§ The problem
Update the lines from the one containing "Localize all elements." through the one containing "bar-market-share[interactable] bbox=[30, 226, 43, 259]", both included, so that "bar-market-share" reads "market-share-bar" each time and nothing else changes. Give back only those lines.

§ Entries
:::::

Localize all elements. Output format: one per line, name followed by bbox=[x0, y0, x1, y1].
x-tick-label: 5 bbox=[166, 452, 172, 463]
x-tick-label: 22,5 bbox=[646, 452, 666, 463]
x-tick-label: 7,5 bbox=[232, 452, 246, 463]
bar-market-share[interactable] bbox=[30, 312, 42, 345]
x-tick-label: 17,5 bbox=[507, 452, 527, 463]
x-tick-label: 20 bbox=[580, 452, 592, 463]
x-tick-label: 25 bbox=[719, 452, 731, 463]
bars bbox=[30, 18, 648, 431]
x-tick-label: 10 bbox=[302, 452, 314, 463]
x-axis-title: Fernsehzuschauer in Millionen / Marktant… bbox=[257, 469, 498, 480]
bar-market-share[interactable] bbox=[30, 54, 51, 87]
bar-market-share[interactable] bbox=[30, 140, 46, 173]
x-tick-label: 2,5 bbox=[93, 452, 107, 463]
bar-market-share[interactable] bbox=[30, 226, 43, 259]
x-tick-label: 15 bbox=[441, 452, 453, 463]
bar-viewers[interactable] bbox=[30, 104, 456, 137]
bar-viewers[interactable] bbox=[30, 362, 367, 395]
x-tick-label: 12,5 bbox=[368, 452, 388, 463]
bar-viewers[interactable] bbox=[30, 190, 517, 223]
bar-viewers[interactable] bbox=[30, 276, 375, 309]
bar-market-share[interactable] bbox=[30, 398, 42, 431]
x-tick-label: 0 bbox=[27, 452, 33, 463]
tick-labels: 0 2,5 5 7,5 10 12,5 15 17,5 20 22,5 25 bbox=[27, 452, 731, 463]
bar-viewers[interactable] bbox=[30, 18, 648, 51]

:::::

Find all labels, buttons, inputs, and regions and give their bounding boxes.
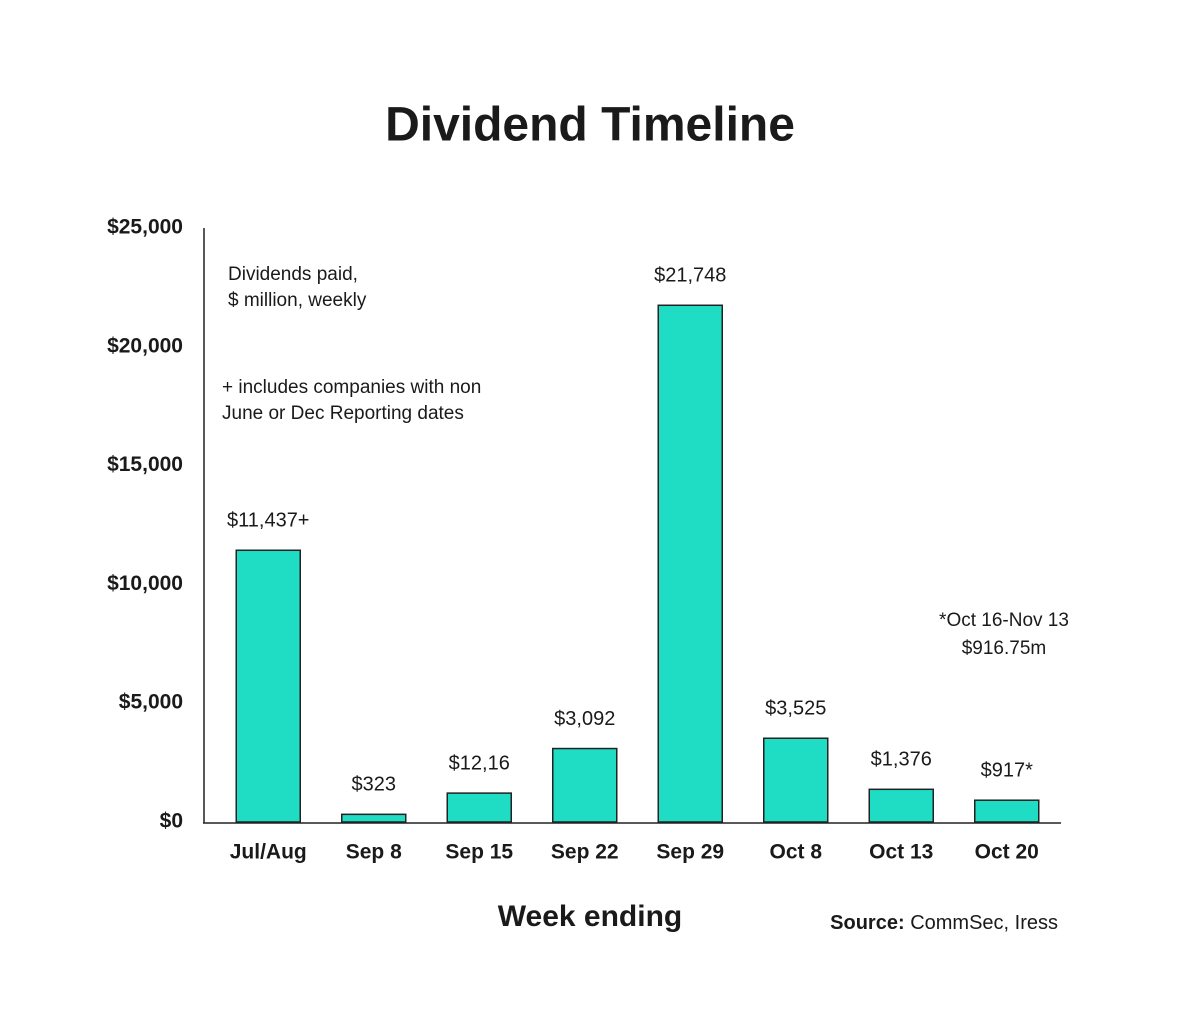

:::::

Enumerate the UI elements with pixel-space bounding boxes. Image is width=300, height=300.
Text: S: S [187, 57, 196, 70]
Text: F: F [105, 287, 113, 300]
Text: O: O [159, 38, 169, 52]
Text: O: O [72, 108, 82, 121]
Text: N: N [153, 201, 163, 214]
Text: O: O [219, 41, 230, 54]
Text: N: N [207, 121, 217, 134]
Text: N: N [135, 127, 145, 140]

:::::

§ Exercise result
Localize all elements. Output format: one per line, name followed by bbox=[x0, y0, x1, y1].
x-tick-label: 5 bbox=[166, 452, 172, 463]
x-tick-label: 22,5 bbox=[646, 452, 666, 463]
x-tick-label: 7,5 bbox=[232, 452, 246, 463]
market-share-bar[interactable] bbox=[30, 312, 42, 345]
x-tick-label: 17,5 bbox=[507, 452, 527, 463]
x-tick-label: 20 bbox=[580, 452, 592, 463]
x-tick-label: 25 bbox=[719, 452, 731, 463]
bars bbox=[30, 18, 648, 431]
x-tick-label: 10 bbox=[302, 452, 314, 463]
x-axis-title: Fernsehzuschauer in Millionen / Marktant… bbox=[257, 469, 498, 480]
market-share-bar[interactable] bbox=[30, 54, 51, 87]
market-share-bar[interactable] bbox=[30, 140, 46, 173]
x-tick-label: 2,5 bbox=[93, 452, 107, 463]
market-share-bar[interactable] bbox=[30, 226, 43, 259]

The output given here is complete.